• _Description of the task_: Reproduce all of the following entries line by line, with every character and the order unchanged.
[Excerpted data start]
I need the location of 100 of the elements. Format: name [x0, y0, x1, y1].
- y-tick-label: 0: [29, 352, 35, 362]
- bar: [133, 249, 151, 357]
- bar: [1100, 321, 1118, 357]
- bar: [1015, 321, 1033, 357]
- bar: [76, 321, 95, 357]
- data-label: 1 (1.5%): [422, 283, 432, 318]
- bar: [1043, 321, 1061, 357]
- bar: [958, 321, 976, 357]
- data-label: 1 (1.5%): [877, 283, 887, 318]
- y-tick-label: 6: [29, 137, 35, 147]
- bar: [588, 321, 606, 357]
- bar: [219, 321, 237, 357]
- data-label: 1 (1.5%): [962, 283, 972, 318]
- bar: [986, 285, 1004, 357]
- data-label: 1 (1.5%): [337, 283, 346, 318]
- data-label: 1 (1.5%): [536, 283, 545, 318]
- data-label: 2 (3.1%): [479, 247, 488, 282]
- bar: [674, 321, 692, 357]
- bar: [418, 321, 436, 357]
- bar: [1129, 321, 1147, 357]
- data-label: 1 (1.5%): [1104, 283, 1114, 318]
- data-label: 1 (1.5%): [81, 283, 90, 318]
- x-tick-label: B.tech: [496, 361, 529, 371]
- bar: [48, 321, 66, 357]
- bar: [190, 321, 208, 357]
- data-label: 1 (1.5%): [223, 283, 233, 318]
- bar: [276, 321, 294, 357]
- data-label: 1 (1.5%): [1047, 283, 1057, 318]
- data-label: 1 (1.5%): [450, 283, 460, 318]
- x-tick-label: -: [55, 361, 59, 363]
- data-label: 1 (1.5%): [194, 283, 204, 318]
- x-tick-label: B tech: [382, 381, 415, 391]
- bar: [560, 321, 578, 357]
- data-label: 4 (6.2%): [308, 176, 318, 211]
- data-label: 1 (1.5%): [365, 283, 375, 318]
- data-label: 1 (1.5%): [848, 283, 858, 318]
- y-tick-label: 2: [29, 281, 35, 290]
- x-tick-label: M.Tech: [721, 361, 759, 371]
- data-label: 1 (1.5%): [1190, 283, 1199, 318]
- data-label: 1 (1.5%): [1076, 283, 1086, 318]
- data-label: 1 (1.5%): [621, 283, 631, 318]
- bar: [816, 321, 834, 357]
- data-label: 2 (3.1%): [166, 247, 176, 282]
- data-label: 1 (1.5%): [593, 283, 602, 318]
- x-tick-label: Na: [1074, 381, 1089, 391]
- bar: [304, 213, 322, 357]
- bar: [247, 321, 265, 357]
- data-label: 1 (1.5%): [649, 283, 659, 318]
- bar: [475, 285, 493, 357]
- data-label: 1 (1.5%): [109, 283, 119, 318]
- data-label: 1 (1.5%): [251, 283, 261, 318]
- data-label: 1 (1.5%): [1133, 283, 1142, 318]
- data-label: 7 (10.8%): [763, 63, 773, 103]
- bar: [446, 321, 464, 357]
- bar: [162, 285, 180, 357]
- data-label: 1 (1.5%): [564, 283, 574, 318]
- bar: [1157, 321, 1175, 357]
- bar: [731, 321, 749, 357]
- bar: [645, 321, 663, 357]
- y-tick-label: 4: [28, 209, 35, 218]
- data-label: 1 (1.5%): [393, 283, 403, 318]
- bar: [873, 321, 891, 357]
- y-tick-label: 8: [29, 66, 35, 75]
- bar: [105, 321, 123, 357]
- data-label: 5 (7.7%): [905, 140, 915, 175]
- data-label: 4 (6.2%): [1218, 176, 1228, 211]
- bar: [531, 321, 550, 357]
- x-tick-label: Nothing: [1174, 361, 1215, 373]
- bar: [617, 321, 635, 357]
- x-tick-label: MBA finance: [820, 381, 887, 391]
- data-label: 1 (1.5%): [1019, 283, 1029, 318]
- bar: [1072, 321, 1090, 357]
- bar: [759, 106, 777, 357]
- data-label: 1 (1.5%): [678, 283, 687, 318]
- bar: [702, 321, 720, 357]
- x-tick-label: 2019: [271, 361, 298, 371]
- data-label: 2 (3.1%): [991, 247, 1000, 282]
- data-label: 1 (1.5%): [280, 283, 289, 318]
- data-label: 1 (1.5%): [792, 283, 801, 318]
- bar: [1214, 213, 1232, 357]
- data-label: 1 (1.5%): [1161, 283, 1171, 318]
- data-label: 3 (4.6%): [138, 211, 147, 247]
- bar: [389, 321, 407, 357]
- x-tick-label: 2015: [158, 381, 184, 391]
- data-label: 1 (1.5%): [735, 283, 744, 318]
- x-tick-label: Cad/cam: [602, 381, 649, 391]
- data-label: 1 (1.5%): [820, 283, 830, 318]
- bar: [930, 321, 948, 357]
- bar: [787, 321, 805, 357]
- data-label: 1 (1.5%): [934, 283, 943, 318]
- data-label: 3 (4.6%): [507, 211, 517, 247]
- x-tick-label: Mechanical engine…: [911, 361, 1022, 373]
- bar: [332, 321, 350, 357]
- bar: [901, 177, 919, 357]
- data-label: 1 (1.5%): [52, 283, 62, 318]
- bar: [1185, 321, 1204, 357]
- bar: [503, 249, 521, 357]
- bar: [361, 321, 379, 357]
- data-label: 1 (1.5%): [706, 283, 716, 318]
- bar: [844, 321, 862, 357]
[Excerpted data end]
• _Output of the exercise_:
I need the location of 100 of the elements. Format: name [x0, y0, x1, y1].
- y-tick-label: 0: [29, 352, 35, 362]
- bar: [133, 249, 151, 357]
- bar: [1100, 321, 1118, 357]
- bar: [1015, 321, 1033, 357]
- bar: [76, 321, 95, 357]
- data-label: 1 (1.5%): [422, 283, 432, 318]
- bar: [1043, 321, 1061, 357]
- bar: [958, 321, 976, 357]
- data-label: 1 (1.5%): [877, 283, 887, 318]
- y-tick-label: 6: [29, 137, 35, 147]
- bar: [588, 321, 606, 357]
- bar: [219, 321, 237, 357]
- data-label: 1 (1.5%): [962, 283, 972, 318]
- bar: [986, 285, 1004, 357]
- data-label: 1 (1.5%): [337, 283, 346, 318]
- data-label: 1 (1.5%): [536, 283, 545, 318]
- data-label: 2 (3.1%): [479, 247, 488, 282]
- bar: [674, 321, 692, 357]
- bar: [418, 321, 436, 357]
- bar: [1129, 321, 1147, 357]
- data-label: 1 (1.5%): [1104, 283, 1114, 318]
- data-label: 1 (1.5%): [81, 283, 90, 318]
- x-tick-label: B.tech: [496, 361, 529, 371]
- bar: [48, 321, 66, 357]
- bar: [190, 321, 208, 357]
- data-label: 1 (1.5%): [223, 283, 233, 318]
- bar: [276, 321, 294, 357]
- data-label: 1 (1.5%): [1047, 283, 1057, 318]
- data-label: 1 (1.5%): [450, 283, 460, 318]
- x-tick-label: -: [55, 361, 59, 363]
- data-label: 1 (1.5%): [194, 283, 204, 318]
- x-tick-label: B tech: [382, 381, 415, 391]
- bar: [560, 321, 578, 357]
- data-label: 4 (6.2%): [308, 176, 318, 211]
- data-label: 1 (1.5%): [365, 283, 375, 318]
- data-label: 1 (1.5%): [848, 283, 858, 318]
- y-tick-label: 2: [29, 281, 35, 290]
- x-tick-label: M.Tech: [721, 361, 759, 371]
- data-label: 1 (1.5%): [1190, 283, 1199, 318]
- data-label: 1 (1.5%): [1076, 283, 1086, 318]
- data-label: 1 (1.5%): [621, 283, 631, 318]
- bar: [816, 321, 834, 357]
- data-label: 2 (3.1%): [166, 247, 176, 282]
- data-label: 1 (1.5%): [593, 283, 602, 318]
- x-tick-label: Na: [1074, 381, 1089, 391]
- bar: [304, 213, 322, 357]
- bar: [247, 321, 265, 357]
- data-label: 1 (1.5%): [649, 283, 659, 318]
- bar: [475, 285, 493, 357]
- data-label: 1 (1.5%): [109, 283, 119, 318]
- data-label: 1 (1.5%): [251, 283, 261, 318]
- data-label: 1 (1.5%): [1133, 283, 1142, 318]
- data-label: 7 (10.8%): [763, 63, 773, 103]
- bar: [446, 321, 464, 357]
- bar: [162, 285, 180, 357]
- data-label: 1 (1.5%): [564, 283, 574, 318]
- bar: [1157, 321, 1175, 357]
- bar: [731, 321, 749, 357]
- bar: [645, 321, 663, 357]
- y-tick-label: 4: [28, 209, 35, 218]
- data-label: 1 (1.5%): [393, 283, 403, 318]
- bar: [873, 321, 891, 357]
- y-tick-label: 8: [29, 66, 35, 75]
- bar: [105, 321, 123, 357]
- data-label: 5 (7.7%): [905, 140, 915, 175]
- data-label: 4 (6.2%): [1218, 176, 1228, 211]
- bar: [531, 321, 550, 357]
- x-tick-label: Nothing: [1174, 361, 1215, 373]
- bar: [617, 321, 635, 357]
- x-tick-label: MBA finance: [820, 381, 887, 391]
- data-label: 1 (1.5%): [1019, 283, 1029, 318]
- bar: [1072, 321, 1090, 357]
- bar: [759, 106, 777, 357]
- data-label: 1 (1.5%): [678, 283, 687, 318]
- bar: [702, 321, 720, 357]
- x-tick-label: 2019: [271, 361, 298, 371]
- data-label: 2 (3.1%): [991, 247, 1000, 282]
- data-label: 1 (1.5%): [280, 283, 289, 318]
- data-label: 1 (1.5%): [792, 283, 801, 318]
- bar: [1214, 213, 1232, 357]
- data-label: 1 (1.5%): [1161, 283, 1171, 318]
- data-label: 3 (4.6%): [138, 211, 147, 247]
- bar: [389, 321, 407, 357]
- x-tick-label: 2015: [158, 381, 184, 391]
- data-label: 1 (1.5%): [735, 283, 744, 318]
- x-tick-label: Cad/cam: [602, 381, 649, 391]
- data-label: 1 (1.5%): [820, 283, 830, 318]
- bar: [930, 321, 948, 357]
- bar: [787, 321, 805, 357]
- data-label: 1 (1.5%): [934, 283, 943, 318]
- data-label: 3 (4.6%): [507, 211, 517, 247]
- x-tick-label: Mechanical engine…: [911, 361, 1022, 373]
- bar: [332, 321, 350, 357]
- bar: [901, 177, 919, 357]
- data-label: 1 (1.5%): [52, 283, 62, 318]
- bar: [1185, 321, 1204, 357]
- bar: [503, 249, 521, 357]
- bar: [361, 321, 379, 357]
- data-label: 1 (1.5%): [706, 283, 716, 318]
- bar: [844, 321, 862, 357]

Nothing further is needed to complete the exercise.